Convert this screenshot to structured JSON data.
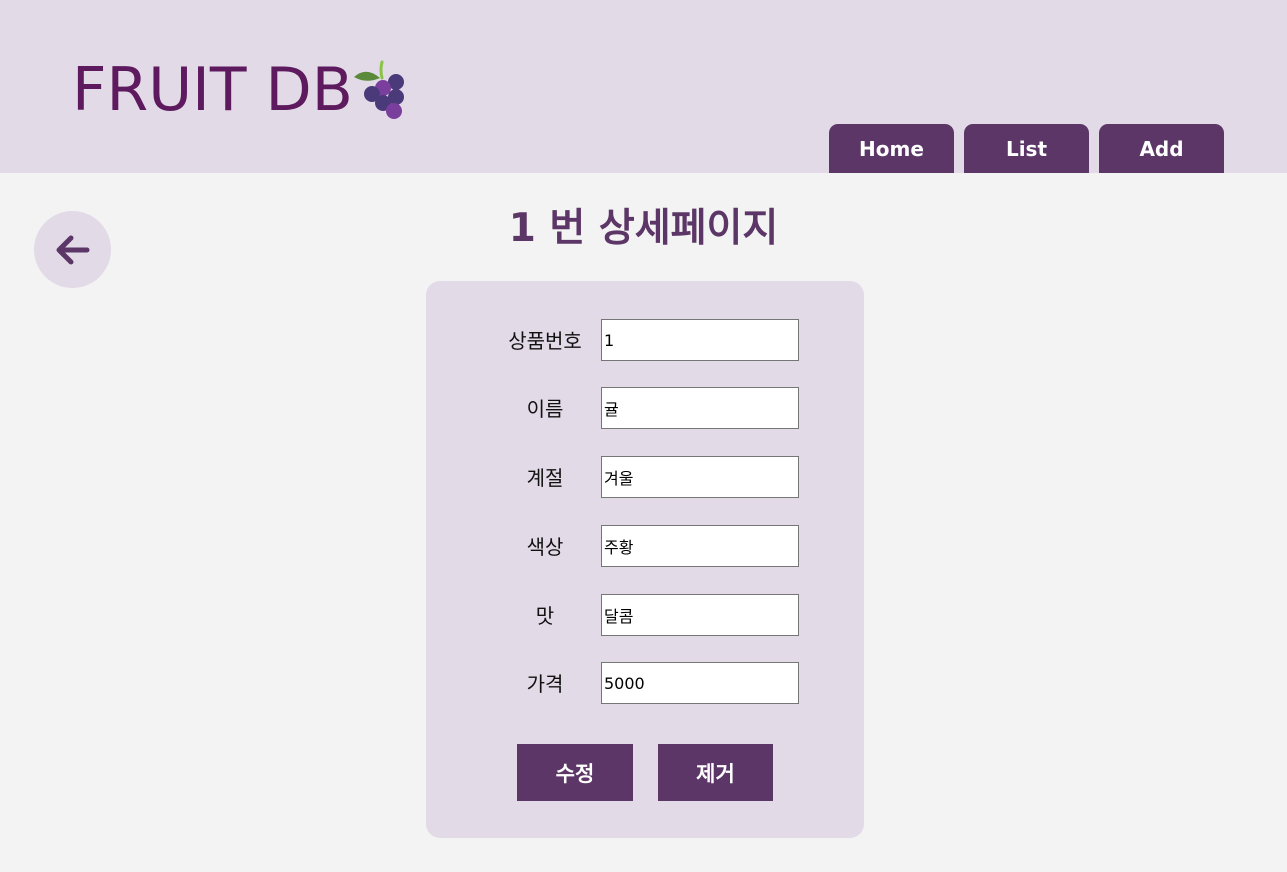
{
  "header": {
    "logo_text": "FRUIT DB",
    "logo_icon": "grape-icon",
    "nav": [
      {
        "label": "Home"
      },
      {
        "label": "List"
      },
      {
        "label": "Add"
      }
    ]
  },
  "back_icon": "arrow-left-icon",
  "page_title": "1 번 상세페이지",
  "form": {
    "fields": [
      {
        "label": "상품번호",
        "value": "1"
      },
      {
        "label": "이름",
        "value": "귤"
      },
      {
        "label": "계절",
        "value": "겨울"
      },
      {
        "label": "색상",
        "value": "주황"
      },
      {
        "label": "맛",
        "value": "달콤"
      },
      {
        "label": "가격",
        "value": "5000"
      }
    ],
    "edit_label": "수정",
    "delete_label": "제거"
  },
  "colors": {
    "header_bg": "#e2dae7",
    "accent": "#5b3667",
    "logo": "#5e1a5e",
    "page_bg": "#f3f3f3"
  }
}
####
Omit every picture, then reproduce the rest of the listing exactly.

Convert this screenshot to structured JSON data.
{
  "header": {
    "logo_text": "FRUIT DB",
    "logo_icon": "grape-icon",
    "nav": [
      {
        "label": "Home"
      },
      {
        "label": "List"
      },
      {
        "label": "Add"
      }
    ]
  },
  "back_icon": "arrow-left-icon",
  "page_title": "1 번 상세페이지",
  "form": {
    "fields": [
      {
        "label": "상품번호",
        "value": "1"
      },
      {
        "label": "이름",
        "value": "귤"
      },
      {
        "label": "계절",
        "value": "겨울"
      },
      {
        "label": "색상",
        "value": "주황"
      },
      {
        "label": "맛",
        "value": "달콤"
      },
      {
        "label": "가격",
        "value": "5000"
      }
    ],
    "edit_label": "수정",
    "delete_label": "제거"
  },
  "colors": {
    "header_bg": "#e2dae7",
    "accent": "#5b3667",
    "logo": "#5e1a5e",
    "page_bg": "#f3f3f3"
  }
}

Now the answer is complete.